(Problem statement): Write out the data again in full, exactly as it reads.

(Records supplied):
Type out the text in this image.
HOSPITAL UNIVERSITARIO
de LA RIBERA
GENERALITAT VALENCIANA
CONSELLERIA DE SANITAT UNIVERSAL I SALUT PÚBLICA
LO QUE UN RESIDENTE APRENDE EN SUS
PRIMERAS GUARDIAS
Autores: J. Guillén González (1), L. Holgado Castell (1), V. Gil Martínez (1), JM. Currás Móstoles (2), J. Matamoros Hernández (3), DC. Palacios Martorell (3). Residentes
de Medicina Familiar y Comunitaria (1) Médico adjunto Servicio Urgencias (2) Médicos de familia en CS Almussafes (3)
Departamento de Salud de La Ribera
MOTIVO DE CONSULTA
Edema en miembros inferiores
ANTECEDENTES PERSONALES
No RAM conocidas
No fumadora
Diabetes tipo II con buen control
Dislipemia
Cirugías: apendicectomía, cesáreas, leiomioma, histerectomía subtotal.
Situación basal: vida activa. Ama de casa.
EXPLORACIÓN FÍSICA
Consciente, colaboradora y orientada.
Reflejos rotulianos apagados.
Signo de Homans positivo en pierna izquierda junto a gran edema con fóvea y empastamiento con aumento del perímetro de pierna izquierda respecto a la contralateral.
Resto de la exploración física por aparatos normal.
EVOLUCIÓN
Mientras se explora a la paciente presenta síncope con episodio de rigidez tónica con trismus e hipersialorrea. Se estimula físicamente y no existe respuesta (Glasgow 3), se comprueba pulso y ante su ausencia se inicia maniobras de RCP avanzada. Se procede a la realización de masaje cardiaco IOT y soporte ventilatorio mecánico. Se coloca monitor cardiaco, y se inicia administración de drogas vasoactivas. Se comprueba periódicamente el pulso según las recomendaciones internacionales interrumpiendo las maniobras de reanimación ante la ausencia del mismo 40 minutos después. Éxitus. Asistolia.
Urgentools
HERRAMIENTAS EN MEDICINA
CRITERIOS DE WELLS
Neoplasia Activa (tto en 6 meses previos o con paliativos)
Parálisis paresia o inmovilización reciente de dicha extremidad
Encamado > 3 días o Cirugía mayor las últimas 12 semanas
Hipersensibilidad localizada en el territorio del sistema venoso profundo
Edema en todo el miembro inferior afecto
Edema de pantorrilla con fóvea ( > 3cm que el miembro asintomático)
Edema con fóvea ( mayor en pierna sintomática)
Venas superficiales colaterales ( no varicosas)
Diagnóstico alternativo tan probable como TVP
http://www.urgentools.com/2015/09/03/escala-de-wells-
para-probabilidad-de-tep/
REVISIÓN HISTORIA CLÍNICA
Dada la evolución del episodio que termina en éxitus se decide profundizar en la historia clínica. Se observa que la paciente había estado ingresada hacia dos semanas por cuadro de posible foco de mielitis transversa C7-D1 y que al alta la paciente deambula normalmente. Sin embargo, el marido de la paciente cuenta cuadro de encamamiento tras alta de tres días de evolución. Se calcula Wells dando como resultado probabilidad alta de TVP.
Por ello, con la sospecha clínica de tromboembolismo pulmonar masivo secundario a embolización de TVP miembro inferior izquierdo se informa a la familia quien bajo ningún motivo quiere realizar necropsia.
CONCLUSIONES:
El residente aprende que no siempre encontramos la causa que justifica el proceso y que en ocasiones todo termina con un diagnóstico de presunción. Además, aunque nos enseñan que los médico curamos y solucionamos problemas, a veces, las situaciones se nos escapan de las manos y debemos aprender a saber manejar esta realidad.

(Expected output):
Type out the text in this image.
HOSPITAL UNIVERSITARIO
de LA RIBERA
GENERALITAT VALENCIANA
CONSELLERIA DE SANITAT UNIVERSAL I SALUT PÚBLICA
LO QUE UN RESIDENTE APRENDE EN SUS
PRIMERAS GUARDIAS
Autores: J. Guillén González (1), L. Holgado Castell (1), V. Gil Martínez (1), JM. Currás Móstoles (2), J. Matamoros Hernández (3), DC. Palacios Martorell (3). Residentes
de Medicina Familiar y Comunitaria (1) Médico adjunto Servicio Urgencias (2) Médicos de familia en CS Almussafes (3)
Departamento de Salud de La Ribera
MOTIVO DE CONSULTA
Edema en miembros inferiores
ANTECEDENTES PERSONALES
No RAM conocidas
No fumadora
Diabetes tipo II con buen control
Dislipemia
Cirugías: apendicectomía, cesáreas, leiomioma, histerectomía subtotal.
Situación basal: vida activa. Ama de casa.
EXPLORACIÓN FÍSICA
Consciente, colaboradora y orientada.
Reflejos rotulianos apagados.
Signo de Homans positivo en pierna izquierda junto a gran edema con fóvea y empastamiento con aumento del perímetro de pierna izquierda respecto a la contralateral.
Resto de la exploración física por aparatos normal.
EVOLUCIÓN
Mientras se explora a la paciente presenta síncope con episodio de rigidez tónica con trismus e hipersialorrea. Se estimula físicamente y no existe respuesta (Glasgow 3), se comprueba pulso y ante su ausencia se inicia maniobras de RCP avanzada. Se procede a la realización de masaje cardiaco IOT y soporte ventilatorio mecánico. Se coloca monitor cardiaco, y se inicia administración de drogas vasoactivas. Se comprueba periódicamente el pulso según las recomendaciones internacionales interrumpiendo las maniobras de reanimación ante la ausencia del mismo 40 minutos después. Éxitus. Asistolia.
Urgentools
HERRAMIENTAS EN MEDICINA
CRITERIOS DE WELLS
Neoplasia Activa (tto en 6 meses previos o con paliativos)
Parálisis paresia o inmovilización reciente de dicha extremidad
Encamado > 3 días o Cirugía mayor las últimas 12 semanas
Hipersensibilidad localizada en el territorio del sistema venoso profundo
Edema en todo el miembro inferior afecto
Edema de pantorrilla con fóvea ( > 3cm que el miembro asintomático)
Edema con fóvea ( mayor en pierna sintomática)
Venas superficiales colaterales ( no varicosas)
Diagnóstico alternativo tan probable como TVP
http://www.urgentools.com/2015/09/03/escala-de-wells-
para-probabilidad-de-tep/
REVISIÓN HISTORIA CLÍNICA
Dada la evolución del episodio que termina en éxitus se decide profundizar en la historia clínica. Se observa que la paciente había estado ingresada hacia dos semanas por cuadro de posible foco de mielitis transversa C7-D1 y que al alta la paciente deambula normalmente. Sin embargo, el marido de la paciente cuenta cuadro de encamamiento tras alta de tres días de evolución. Se calcula Wells dando como resultado probabilidad alta de TVP.
Por ello, con la sospecha clínica de tromboembolismo pulmonar masivo secundario a embolización de TVP miembro inferior izquierdo se informa a la familia quien bajo ningún motivo quiere realizar necropsia.
CONCLUSIONES:
El residente aprende que no siempre encontramos la causa que justifica el proceso y que en ocasiones todo termina con un diagnóstico de presunción. Además, aunque nos enseñan que los médico curamos y solucionamos problemas, a veces, las situaciones se nos escapan de las manos y debemos aprender a saber manejar esta realidad.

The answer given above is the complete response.